## EXERCISE DETAILS
Your task is to output the listing word for word, with pictures excluded.

## RECORD EXCERPTS
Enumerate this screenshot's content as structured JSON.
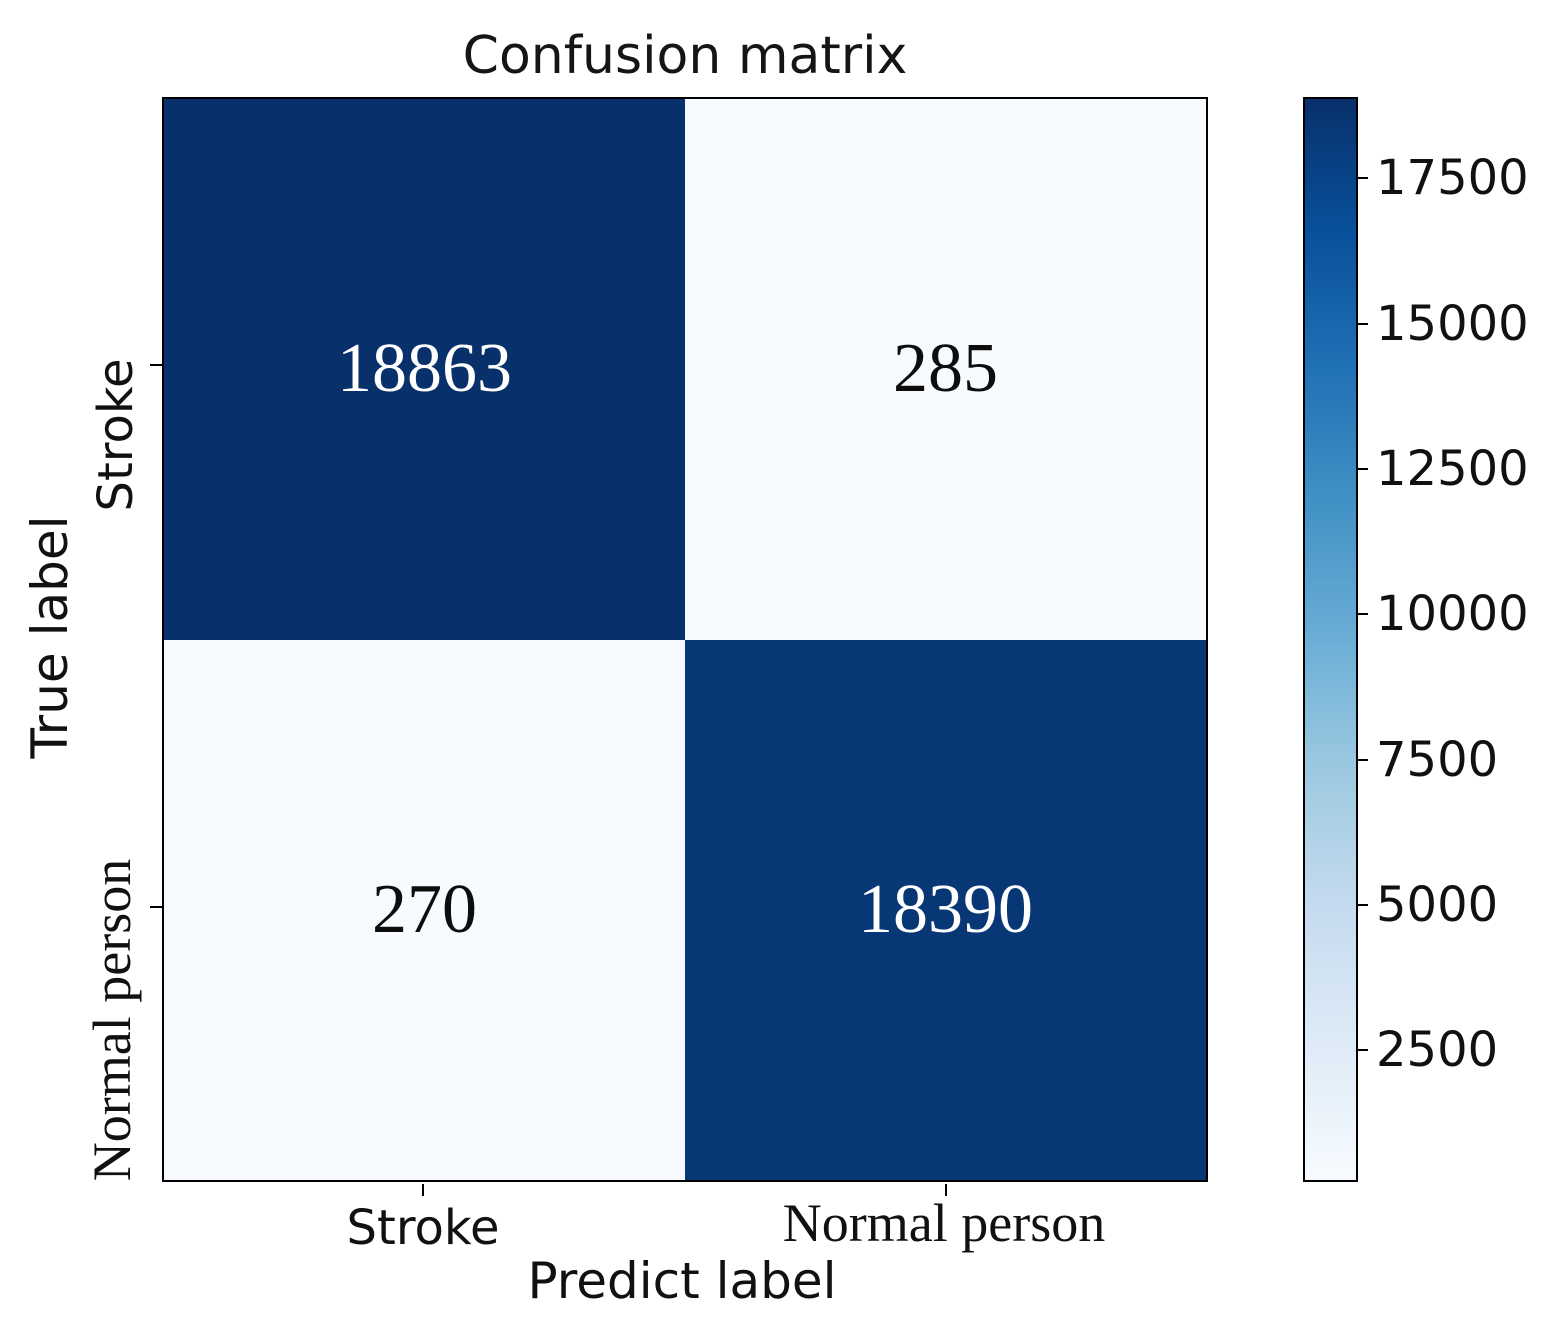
{
  "chart_data": {
    "type": "heatmap",
    "title": "Confusion matrix",
    "xlabel": "Predict label",
    "ylabel": "True label",
    "x_categories": [
      "Stroke",
      "Normal person"
    ],
    "y_categories": [
      "Stroke",
      "Normal person"
    ],
    "matrix": [
      [
        18863,
        285
      ],
      [
        270,
        18390
      ]
    ],
    "vmin": 270,
    "vmax": 18863,
    "colormap": "Blues",
    "grid": false,
    "legend_position": "colorbar-right",
    "cells": [
      {
        "row": "Stroke",
        "col": "Stroke",
        "value": 18863,
        "bg": "#08306b",
        "fg": "#ffffff"
      },
      {
        "row": "Stroke",
        "col": "Normal person",
        "value": 285,
        "bg": "#f7fbfe",
        "fg": "#0d0d0d"
      },
      {
        "row": "Normal person",
        "col": "Stroke",
        "value": 270,
        "bg": "#f7fbff",
        "fg": "#0d0d0d"
      },
      {
        "row": "Normal person",
        "col": "Normal person",
        "value": 18390,
        "bg": "#083775",
        "fg": "#ffffff"
      }
    ],
    "colorbar": {
      "tick_values": [
        2500,
        5000,
        7500,
        10000,
        12500,
        15000,
        17500
      ],
      "gradient_stops": [
        "#f7fbff",
        "#deebf7",
        "#c6dbef",
        "#9ecae1",
        "#6baed6",
        "#4292c6",
        "#2171b5",
        "#08519c",
        "#08306b"
      ]
    }
  }
}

## CORRECT ANSWER
Enumerate this screenshot's content as structured JSON.
{
  "chart_data": {
    "type": "heatmap",
    "title": "Confusion matrix",
    "xlabel": "Predict label",
    "ylabel": "True label",
    "x_categories": [
      "Stroke",
      "Normal person"
    ],
    "y_categories": [
      "Stroke",
      "Normal person"
    ],
    "matrix": [
      [
        18863,
        285
      ],
      [
        270,
        18390
      ]
    ],
    "vmin": 270,
    "vmax": 18863,
    "colormap": "Blues",
    "grid": false,
    "legend_position": "colorbar-right",
    "cells": [
      {
        "row": "Stroke",
        "col": "Stroke",
        "value": 18863,
        "bg": "#08306b",
        "fg": "#ffffff"
      },
      {
        "row": "Stroke",
        "col": "Normal person",
        "value": 285,
        "bg": "#f7fbfe",
        "fg": "#0d0d0d"
      },
      {
        "row": "Normal person",
        "col": "Stroke",
        "value": 270,
        "bg": "#f7fbff",
        "fg": "#0d0d0d"
      },
      {
        "row": "Normal person",
        "col": "Normal person",
        "value": 18390,
        "bg": "#083775",
        "fg": "#ffffff"
      }
    ],
    "colorbar": {
      "tick_values": [
        2500,
        5000,
        7500,
        10000,
        12500,
        15000,
        17500
      ],
      "gradient_stops": [
        "#f7fbff",
        "#deebf7",
        "#c6dbef",
        "#9ecae1",
        "#6baed6",
        "#4292c6",
        "#2171b5",
        "#08519c",
        "#08306b"
      ]
    }
  }
}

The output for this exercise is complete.